→ Records for this exercise
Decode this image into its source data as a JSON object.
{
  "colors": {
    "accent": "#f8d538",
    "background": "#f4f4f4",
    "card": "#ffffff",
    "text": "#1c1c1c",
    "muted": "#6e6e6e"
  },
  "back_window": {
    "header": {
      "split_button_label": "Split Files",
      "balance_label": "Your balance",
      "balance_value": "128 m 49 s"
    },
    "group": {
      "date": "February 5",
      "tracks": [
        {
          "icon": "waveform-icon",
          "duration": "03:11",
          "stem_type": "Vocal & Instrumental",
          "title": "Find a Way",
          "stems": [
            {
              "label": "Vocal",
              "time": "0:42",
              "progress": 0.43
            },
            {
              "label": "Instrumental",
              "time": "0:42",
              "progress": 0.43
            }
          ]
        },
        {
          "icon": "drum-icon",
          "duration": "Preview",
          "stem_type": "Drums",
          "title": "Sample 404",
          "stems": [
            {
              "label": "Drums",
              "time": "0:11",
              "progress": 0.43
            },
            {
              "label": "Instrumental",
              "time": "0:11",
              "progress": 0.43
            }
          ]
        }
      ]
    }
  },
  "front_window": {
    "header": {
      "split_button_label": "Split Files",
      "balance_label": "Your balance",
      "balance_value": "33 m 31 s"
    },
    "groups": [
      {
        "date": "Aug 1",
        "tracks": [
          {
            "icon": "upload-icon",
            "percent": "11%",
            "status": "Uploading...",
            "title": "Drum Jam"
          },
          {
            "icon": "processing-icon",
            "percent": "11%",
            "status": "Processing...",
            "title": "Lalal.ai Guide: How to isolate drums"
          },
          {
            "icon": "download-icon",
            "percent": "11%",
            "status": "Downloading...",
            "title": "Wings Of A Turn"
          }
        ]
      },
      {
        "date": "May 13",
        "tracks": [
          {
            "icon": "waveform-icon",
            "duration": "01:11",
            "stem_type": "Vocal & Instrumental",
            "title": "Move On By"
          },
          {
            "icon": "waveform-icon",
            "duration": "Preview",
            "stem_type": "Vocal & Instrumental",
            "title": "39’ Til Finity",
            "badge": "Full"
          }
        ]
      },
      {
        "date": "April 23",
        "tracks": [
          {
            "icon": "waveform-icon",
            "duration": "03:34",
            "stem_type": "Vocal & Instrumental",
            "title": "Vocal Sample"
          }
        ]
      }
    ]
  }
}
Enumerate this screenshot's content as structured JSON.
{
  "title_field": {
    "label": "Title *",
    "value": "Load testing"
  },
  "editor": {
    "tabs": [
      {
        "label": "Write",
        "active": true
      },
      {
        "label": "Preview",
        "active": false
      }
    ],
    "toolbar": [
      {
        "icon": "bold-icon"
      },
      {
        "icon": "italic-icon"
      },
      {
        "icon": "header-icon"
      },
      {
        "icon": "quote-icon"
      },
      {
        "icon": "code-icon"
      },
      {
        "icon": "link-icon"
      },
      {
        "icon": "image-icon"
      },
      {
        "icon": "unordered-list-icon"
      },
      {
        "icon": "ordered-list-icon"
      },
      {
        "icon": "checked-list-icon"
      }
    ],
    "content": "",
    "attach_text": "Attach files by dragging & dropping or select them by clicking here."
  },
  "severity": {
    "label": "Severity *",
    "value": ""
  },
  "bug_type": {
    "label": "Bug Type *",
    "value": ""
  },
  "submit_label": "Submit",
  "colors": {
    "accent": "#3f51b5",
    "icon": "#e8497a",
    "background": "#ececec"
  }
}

→ Written task
Copy out the data shown above without altering anything.

→ Task solution
Decode this image into its source data as a JSON object.
{
  "colors": {
    "accent": "#f8d538",
    "background": "#f4f4f4",
    "card": "#ffffff",
    "text": "#1c1c1c",
    "muted": "#6e6e6e"
  },
  "back_window": {
    "header": {
      "split_button_label": "Split Files",
      "balance_label": "Your balance",
      "balance_value": "128 m 49 s"
    },
    "group": {
      "date": "February 5",
      "tracks": [
        {
          "icon": "waveform-icon",
          "duration": "03:11",
          "stem_type": "Vocal & Instrumental",
          "title": "Find a Way",
          "stems": [
            {
              "label": "Vocal",
              "time": "0:42",
              "progress": 0.43
            },
            {
              "label": "Instrumental",
              "time": "0:42",
              "progress": 0.43
            }
          ]
        },
        {
          "icon": "drum-icon",
          "duration": "Preview",
          "stem_type": "Drums",
          "title": "Sample 404",
          "stems": [
            {
              "label": "Drums",
              "time": "0:11",
              "progress": 0.43
            },
            {
              "label": "Instrumental",
              "time": "0:11",
              "progress": 0.43
            }
          ]
        }
      ]
    }
  },
  "front_window": {
    "header": {
      "split_button_label": "Split Files",
      "balance_label": "Your balance",
      "balance_value": "33 m 31 s"
    },
    "groups": [
      {
        "date": "Aug 1",
        "tracks": [
          {
            "icon": "upload-icon",
            "percent": "11%",
            "status": "Uploading...",
            "title": "Drum Jam"
          },
          {
            "icon": "processing-icon",
            "percent": "11%",
            "status": "Processing...",
            "title": "Lalal.ai Guide: How to isolate drums"
          },
          {
            "icon": "download-icon",
            "percent": "11%",
            "status": "Downloading...",
            "title": "Wings Of A Turn"
          }
        ]
      },
      {
        "date": "May 13",
        "tracks": [
          {
            "icon": "waveform-icon",
            "duration": "01:11",
            "stem_type": "Vocal & Instrumental",
            "title": "Move On By"
          },
          {
            "icon": "waveform-icon",
            "duration": "Preview",
            "stem_type": "Vocal & Instrumental",
            "title": "39’ Til Finity",
            "badge": "Full"
          }
        ]
      },
      {
        "date": "April 23",
        "tracks": [
          {
            "icon": "waveform-icon",
            "duration": "03:34",
            "stem_type": "Vocal & Instrumental",
            "title": "Vocal Sample"
          }
        ]
      }
    ]
  }
}
Enumerate this screenshot's content as structured JSON.
{
  "title_field": {
    "label": "Title *",
    "value": "Load testing"
  },
  "editor": {
    "tabs": [
      {
        "label": "Write",
        "active": true
      },
      {
        "label": "Preview",
        "active": false
      }
    ],
    "toolbar": [
      {
        "icon": "bold-icon"
      },
      {
        "icon": "italic-icon"
      },
      {
        "icon": "header-icon"
      },
      {
        "icon": "quote-icon"
      },
      {
        "icon": "code-icon"
      },
      {
        "icon": "link-icon"
      },
      {
        "icon": "image-icon"
      },
      {
        "icon": "unordered-list-icon"
      },
      {
        "icon": "ordered-list-icon"
      },
      {
        "icon": "checked-list-icon"
      }
    ],
    "content": "",
    "attach_text": "Attach files by dragging & dropping or select them by clicking here."
  },
  "severity": {
    "label": "Severity *",
    "value": ""
  },
  "bug_type": {
    "label": "Bug Type *",
    "value": ""
  },
  "submit_label": "Submit",
  "colors": {
    "accent": "#3f51b5",
    "icon": "#e8497a",
    "background": "#ececec"
  }
}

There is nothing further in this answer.